Consegna A – Traduca in inglese questa frase del testo su Goliarda Sapienza: «Senza dubbio Goliarda Sapienza ha letto D. H. Lawrence, con il quale ha in comune un idealismo sociale e amoroso, una utopia panteista e sensuale, uno spirito ineluttabilmente eretico.»
Consegna B – Prosegua il testo su Goliarda Sapienza a partire dalla sua ultima frase.

Testo di riferimento –
━━━━━━━━
Senza dubbio Goliarda Sapienza ha letto D. H. Lawrence, con il quale ha in comune un idealismo sociale e amoroso, una utopia panteista e sensuale, uno spirito ineluttabilmente eretico. Ma nella sua narrazione molto libera, dove le descrizioni poetiche ed erotiche, le analisi psicologiche di rara profondità e i dialoghi si alternano alle digressioni irrealistiche, nella sua pregnanza politica (i genitori dell’autrice erano dei militanti socialisti che avevano attivamente combattuto il fascismo) disegna un progetto storiografico e letterario che appartiene a lei sola e che, peraltro, non avrebbe potuto essere immaginato che in Sicilia.
Un progetto storiografico, perché Goliarda Sapienza vuole, esplicitamente, descrivere e capire alcuni movimenti sociali, attraverso la libera circolazione del suo personaggio, trascinato dalla sua sincerità e dal suo coraggio, in numerosi milieux di Catania. Modesta conversa, ugualmente a suo agio, con religiose illuminate o perverse, con un’aristocratica decaduta, con un giardiniere sensuale e rispettoso anche nel desiderio, con un intellettuale (il medico Carlo, altra figura che colpisce), con Beatrice, alla quale la legherà un amore indefettibile, e con tutti i rappresentanti delle generazioni più giovani, che rinnoveranno la storia della Sicilia e risusciteranno Modesta nella sua vecchiaia, applicando le sue lezioni di indipendenza.
━━━━━━━━
Dati in esame –
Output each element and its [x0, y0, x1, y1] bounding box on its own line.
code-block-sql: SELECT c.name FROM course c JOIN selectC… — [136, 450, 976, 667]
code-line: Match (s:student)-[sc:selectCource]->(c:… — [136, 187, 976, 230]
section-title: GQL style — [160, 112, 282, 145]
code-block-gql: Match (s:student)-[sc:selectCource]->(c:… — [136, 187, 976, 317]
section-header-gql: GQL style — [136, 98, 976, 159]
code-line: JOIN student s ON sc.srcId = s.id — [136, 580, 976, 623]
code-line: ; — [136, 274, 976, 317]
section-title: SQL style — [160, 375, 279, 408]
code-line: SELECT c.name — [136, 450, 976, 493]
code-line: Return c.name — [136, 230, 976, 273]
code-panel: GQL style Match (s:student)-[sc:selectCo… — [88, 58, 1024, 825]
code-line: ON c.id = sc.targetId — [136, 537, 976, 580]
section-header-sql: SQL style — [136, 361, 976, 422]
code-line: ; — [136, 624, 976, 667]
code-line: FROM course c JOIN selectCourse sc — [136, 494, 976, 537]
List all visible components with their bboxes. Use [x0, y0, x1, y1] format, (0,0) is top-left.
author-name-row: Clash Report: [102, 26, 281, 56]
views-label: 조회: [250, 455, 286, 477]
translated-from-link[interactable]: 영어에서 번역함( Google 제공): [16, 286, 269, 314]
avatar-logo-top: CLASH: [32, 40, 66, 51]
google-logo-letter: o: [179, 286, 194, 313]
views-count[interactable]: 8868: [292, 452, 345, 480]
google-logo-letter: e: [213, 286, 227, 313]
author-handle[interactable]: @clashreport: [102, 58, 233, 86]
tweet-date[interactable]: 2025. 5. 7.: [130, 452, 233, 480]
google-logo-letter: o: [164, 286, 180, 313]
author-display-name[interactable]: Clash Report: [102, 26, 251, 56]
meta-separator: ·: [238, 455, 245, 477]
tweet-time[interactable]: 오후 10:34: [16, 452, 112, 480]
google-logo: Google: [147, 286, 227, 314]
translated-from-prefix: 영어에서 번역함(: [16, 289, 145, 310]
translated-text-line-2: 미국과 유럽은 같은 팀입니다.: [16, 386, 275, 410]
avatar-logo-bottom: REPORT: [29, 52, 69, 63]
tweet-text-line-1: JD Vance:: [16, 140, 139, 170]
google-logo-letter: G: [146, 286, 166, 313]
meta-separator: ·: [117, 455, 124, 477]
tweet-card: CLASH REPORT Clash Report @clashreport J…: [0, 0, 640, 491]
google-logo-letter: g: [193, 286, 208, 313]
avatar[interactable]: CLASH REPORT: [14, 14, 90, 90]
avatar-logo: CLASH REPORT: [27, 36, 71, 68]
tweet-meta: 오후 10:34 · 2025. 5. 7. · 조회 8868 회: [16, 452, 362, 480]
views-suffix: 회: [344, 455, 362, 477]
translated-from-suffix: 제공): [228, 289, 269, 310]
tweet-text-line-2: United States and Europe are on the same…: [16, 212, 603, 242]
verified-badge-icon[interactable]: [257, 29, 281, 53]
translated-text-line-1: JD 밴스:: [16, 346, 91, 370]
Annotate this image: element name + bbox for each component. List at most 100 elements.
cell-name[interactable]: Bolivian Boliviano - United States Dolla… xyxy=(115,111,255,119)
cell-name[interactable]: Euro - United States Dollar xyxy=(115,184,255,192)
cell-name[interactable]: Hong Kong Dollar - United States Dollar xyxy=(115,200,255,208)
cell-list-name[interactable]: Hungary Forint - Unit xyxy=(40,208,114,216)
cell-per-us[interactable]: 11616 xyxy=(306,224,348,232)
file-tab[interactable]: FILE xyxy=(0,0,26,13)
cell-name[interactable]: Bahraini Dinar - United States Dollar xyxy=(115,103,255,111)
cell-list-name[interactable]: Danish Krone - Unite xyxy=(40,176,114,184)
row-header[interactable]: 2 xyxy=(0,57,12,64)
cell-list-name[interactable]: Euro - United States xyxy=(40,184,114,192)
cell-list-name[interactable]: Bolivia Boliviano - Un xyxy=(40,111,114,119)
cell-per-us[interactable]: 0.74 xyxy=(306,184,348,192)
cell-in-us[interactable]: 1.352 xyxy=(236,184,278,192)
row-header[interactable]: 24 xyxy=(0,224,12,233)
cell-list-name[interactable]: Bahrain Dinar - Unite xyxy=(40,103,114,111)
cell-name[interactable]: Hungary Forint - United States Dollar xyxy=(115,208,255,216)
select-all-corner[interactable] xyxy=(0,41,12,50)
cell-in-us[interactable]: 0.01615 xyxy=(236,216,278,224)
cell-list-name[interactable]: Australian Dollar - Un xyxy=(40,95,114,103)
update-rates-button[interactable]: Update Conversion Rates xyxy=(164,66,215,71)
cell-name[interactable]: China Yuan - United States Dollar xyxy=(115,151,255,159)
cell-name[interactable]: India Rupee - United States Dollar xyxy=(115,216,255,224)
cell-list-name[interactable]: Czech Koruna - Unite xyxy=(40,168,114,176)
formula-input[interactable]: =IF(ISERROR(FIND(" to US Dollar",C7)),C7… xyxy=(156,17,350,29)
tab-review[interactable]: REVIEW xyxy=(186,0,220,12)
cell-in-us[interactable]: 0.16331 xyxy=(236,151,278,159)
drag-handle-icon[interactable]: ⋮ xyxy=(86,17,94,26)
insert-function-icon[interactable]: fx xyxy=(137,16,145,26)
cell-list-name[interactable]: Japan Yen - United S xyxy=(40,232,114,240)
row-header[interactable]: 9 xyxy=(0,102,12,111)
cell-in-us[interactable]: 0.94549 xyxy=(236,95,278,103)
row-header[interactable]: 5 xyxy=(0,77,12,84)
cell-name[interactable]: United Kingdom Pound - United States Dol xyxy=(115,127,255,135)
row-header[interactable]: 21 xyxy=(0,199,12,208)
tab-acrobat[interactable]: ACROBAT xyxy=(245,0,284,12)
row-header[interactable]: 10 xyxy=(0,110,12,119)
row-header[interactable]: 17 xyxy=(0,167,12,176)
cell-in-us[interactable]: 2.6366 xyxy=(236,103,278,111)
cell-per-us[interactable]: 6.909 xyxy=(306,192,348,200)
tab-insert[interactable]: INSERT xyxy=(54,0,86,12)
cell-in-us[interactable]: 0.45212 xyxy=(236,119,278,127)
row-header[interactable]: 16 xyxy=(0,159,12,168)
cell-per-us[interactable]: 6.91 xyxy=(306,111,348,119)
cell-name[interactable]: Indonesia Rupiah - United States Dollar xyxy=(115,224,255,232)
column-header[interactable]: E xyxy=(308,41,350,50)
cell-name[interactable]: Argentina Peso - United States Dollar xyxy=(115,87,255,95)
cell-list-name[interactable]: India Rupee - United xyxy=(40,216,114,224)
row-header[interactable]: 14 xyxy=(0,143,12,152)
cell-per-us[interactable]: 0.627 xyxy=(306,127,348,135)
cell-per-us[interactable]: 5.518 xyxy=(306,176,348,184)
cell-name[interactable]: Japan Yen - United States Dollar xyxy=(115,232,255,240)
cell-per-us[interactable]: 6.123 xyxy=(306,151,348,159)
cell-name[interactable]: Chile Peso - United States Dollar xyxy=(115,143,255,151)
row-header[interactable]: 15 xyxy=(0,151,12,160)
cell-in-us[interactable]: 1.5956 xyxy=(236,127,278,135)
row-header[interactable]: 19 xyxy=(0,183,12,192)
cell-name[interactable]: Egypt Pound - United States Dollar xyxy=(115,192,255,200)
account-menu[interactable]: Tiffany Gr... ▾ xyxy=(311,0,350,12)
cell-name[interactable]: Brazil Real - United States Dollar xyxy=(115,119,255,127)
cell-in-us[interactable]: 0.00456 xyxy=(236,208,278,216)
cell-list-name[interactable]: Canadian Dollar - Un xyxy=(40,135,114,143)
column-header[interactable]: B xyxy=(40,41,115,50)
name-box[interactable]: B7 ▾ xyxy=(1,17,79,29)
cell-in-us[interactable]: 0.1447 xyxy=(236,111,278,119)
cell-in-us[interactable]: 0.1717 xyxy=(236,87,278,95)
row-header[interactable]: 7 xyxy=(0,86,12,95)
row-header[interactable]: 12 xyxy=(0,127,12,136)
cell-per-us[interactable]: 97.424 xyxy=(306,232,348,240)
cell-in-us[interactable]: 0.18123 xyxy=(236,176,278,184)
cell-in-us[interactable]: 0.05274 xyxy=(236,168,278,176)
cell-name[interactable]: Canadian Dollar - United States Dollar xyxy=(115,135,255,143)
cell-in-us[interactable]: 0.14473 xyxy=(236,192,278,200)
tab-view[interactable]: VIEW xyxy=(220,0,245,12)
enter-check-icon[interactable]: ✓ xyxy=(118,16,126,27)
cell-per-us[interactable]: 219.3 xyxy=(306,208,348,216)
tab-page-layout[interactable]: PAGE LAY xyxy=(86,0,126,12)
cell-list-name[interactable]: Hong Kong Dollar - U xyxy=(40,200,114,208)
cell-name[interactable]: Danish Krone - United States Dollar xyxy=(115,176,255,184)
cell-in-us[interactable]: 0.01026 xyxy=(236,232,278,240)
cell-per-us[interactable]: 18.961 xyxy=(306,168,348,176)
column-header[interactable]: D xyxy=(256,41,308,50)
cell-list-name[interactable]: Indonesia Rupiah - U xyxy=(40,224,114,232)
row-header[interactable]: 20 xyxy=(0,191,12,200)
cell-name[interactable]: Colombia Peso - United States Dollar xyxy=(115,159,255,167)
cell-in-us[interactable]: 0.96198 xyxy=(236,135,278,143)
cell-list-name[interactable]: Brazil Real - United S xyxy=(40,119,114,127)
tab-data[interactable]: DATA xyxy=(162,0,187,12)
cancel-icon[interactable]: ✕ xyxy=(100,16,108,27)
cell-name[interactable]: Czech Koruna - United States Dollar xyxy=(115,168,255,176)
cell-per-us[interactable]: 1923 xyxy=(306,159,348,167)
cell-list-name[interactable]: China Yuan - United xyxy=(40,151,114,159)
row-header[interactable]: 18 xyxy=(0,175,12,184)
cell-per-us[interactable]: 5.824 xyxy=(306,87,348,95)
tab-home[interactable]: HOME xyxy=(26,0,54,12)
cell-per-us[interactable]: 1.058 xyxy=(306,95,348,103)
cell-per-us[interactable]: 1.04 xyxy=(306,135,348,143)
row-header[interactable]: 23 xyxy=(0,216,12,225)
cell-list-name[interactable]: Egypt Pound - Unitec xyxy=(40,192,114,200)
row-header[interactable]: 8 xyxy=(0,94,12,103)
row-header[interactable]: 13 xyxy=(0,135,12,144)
━━━━━━━━
Risposta A – Goliarda Sapienza has undoubtedly read D. H. Lawrence, with whom she shares a social and amorous idealism, a pantheistic and sensual utopia, and an inescapably heretical spirit.

Risposta B –
Un progetto letterario, perché il ritmo della narrazione è dettato dallo stile, animato dall’interno. Romanzo in soggettiva, L’Arte della gioia non rispetta i principi del naturalismo. Troppi “mostri”, come Sapienza stessa li ha chiamati, e troppa attenzione per la follia? Ma dov’è la follia? “Io cominciavo ora a conoscere l’animale-uomo e sapevo che ci appare come follia ogni volontà contraria a noi, esistente presso gli altri, e come ragione ciò che ci è favorevole e ci lascia a nostro agio nel nostro modo di pensare”. Una troppo insistente presenza della morte, soprannominata “la Certa”? Si è in Sicilia. Ma non ci si devono aspettare stereotipi a questo proposito. La morte, come l’amore, porta con sé altre cose da quelle che le parole indicano solitamente: “Il male sta dentro le parole che la tradizione ha voluto assolute, nei significati snaturati che le parole continuano a rivestire. La parola amore mentiva, esattamente come la parola morte. Molte parole mentivano, mentivano quasi tutte. Ecco cosa dovevo fare: studiare le parole esattamente come si studiano le piante, gli animali…”. E’ questo lavoro sul linguaggio che ha permessa una tale libertà di pensiero e di stile. Uno stile generoso, se l’aggettivo non sembrasse ormai abusato. E che ci arriva in francese in una traduzione precisa, fluida e lirica (L’Art de la joie, di Goliarda Sapienza, traduit de l’italien par Nathalie Castagné, ed. Viviane Hamy).